Write out the listing beneath this instruction in its entirety, exactly as it reads.

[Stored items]
* * *
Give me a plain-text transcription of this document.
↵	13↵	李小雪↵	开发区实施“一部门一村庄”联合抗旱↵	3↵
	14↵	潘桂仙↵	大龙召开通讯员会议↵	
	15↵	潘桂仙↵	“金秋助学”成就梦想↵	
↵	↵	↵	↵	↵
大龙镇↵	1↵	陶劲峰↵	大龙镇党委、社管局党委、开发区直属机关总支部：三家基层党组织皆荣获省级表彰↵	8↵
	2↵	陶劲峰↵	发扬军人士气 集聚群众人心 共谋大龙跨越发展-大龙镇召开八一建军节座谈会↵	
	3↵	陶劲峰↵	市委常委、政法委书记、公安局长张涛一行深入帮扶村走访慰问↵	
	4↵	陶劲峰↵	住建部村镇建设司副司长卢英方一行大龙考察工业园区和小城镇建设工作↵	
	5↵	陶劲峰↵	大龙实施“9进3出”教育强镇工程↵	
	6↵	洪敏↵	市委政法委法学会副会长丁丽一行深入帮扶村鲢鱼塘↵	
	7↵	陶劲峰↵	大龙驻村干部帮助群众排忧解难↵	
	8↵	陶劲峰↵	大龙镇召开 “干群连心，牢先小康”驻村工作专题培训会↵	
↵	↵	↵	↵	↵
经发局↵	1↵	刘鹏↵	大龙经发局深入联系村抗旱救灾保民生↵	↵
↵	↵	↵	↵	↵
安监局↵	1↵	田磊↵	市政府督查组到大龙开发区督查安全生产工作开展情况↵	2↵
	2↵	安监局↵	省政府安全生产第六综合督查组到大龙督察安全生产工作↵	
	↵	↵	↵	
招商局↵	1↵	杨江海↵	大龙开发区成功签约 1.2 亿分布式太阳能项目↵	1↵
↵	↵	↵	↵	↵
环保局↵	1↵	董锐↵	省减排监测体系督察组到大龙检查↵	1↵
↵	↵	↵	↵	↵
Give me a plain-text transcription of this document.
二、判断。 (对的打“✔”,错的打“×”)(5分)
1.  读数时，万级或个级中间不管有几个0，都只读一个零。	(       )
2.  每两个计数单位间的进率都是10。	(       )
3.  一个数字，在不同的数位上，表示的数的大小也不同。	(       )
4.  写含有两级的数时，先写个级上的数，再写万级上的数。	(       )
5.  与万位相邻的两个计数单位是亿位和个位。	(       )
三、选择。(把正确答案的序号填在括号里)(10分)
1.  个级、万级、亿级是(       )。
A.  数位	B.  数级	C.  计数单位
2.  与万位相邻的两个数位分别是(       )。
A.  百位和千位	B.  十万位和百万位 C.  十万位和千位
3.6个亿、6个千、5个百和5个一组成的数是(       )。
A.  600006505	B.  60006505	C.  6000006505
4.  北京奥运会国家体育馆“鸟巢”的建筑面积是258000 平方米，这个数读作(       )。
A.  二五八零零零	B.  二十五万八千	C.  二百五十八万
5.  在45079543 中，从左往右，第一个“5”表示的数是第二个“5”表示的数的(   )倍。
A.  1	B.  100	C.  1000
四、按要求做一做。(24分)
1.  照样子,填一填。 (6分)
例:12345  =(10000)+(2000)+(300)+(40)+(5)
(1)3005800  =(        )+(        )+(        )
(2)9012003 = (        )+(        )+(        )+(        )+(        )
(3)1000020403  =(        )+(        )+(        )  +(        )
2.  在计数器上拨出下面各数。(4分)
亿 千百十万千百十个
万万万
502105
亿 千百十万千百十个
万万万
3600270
* * *
**RESPONSE**
Give me a plain-text transcription of this document.
↵	13↵	李小雪↵	开发区实施“一部门一村庄”联合抗旱↵	3↵
	14↵	潘桂仙↵	大龙召开通讯员会议↵	
	15↵	潘桂仙↵	“金秋助学”成就梦想↵	
↵	↵	↵	↵	↵
大龙镇↵	1↵	陶劲峰↵	大龙镇党委、社管局党委、开发区直属机关总支部：三家基层党组织皆荣获省级表彰↵	8↵
	2↵	陶劲峰↵	发扬军人士气 集聚群众人心 共谋大龙跨越发展-大龙镇召开八一建军节座谈会↵	
	3↵	陶劲峰↵	市委常委、政法委书记、公安局长张涛一行深入帮扶村走访慰问↵	
	4↵	陶劲峰↵	住建部村镇建设司副司长卢英方一行大龙考察工业园区和小城镇建设工作↵	
	5↵	陶劲峰↵	大龙实施“9进3出”教育强镇工程↵	
	6↵	洪敏↵	市委政法委法学会副会长丁丽一行深入帮扶村鲢鱼塘↵	
	7↵	陶劲峰↵	大龙驻村干部帮助群众排忧解难↵	
	8↵	陶劲峰↵	大龙镇召开 “干群连心，牢先小康”驻村工作专题培训会↵	
↵	↵	↵	↵	↵
经发局↵	1↵	刘鹏↵	大龙经发局深入联系村抗旱救灾保民生↵	↵
↵	↵	↵	↵	↵
安监局↵	1↵	田磊↵	市政府督查组到大龙开发区督查安全生产工作开展情况↵	2↵
	2↵	安监局↵	省政府安全生产第六综合督查组到大龙督察安全生产工作↵	
	↵	↵	↵	
招商局↵	1↵	杨江海↵	大龙开发区成功签约 1.2 亿分布式太阳能项目↵	1↵
↵	↵	↵	↵	↵
环保局↵	1↵	董锐↵	省减排监测体系督察组到大龙检查↵	1↵
↵	↵	↵	↵	↵
Give me a plain-text transcription of this document.
二、判断。 (对的打“✔”,错的打“×”)(5分)
1.  读数时，万级或个级中间不管有几个0，都只读一个零。	(       )
2.  每两个计数单位间的进率都是10。	(       )
3.  一个数字，在不同的数位上，表示的数的大小也不同。	(       )
4.  写含有两级的数时，先写个级上的数，再写万级上的数。	(       )
5.  与万位相邻的两个计数单位是亿位和个位。	(       )
三、选择。(把正确答案的序号填在括号里)(10分)
1.  个级、万级、亿级是(       )。
A.  数位	B.  数级	C.  计数单位
2.  与万位相邻的两个数位分别是(       )。
A.  百位和千位	B.  十万位和百万位 C.  十万位和千位
3.6个亿、6个千、5个百和5个一组成的数是(       )。
A.  600006505	B.  60006505	C.  6000006505
4.  北京奥运会国家体育馆“鸟巢”的建筑面积是258000 平方米，这个数读作(       )。
A.  二五八零零零	B.  二十五万八千	C.  二百五十八万
5.  在45079543 中，从左往右，第一个“5”表示的数是第二个“5”表示的数的(   )倍。
A.  1	B.  100	C.  1000
四、按要求做一做。(24分)
1.  照样子,填一填。 (6分)
例:12345  =(10000)+(2000)+(300)+(40)+(5)
(1)3005800  =(        )+(        )+(        )
(2)9012003 = (        )+(        )+(        )+(        )+(        )
(3)1000020403  =(        )+(        )+(        )  +(        )
2.  在计数器上拨出下面各数。(4分)
亿 千百十万千百十个
万万万
502105
亿 千百十万千百十个
万万万
3600270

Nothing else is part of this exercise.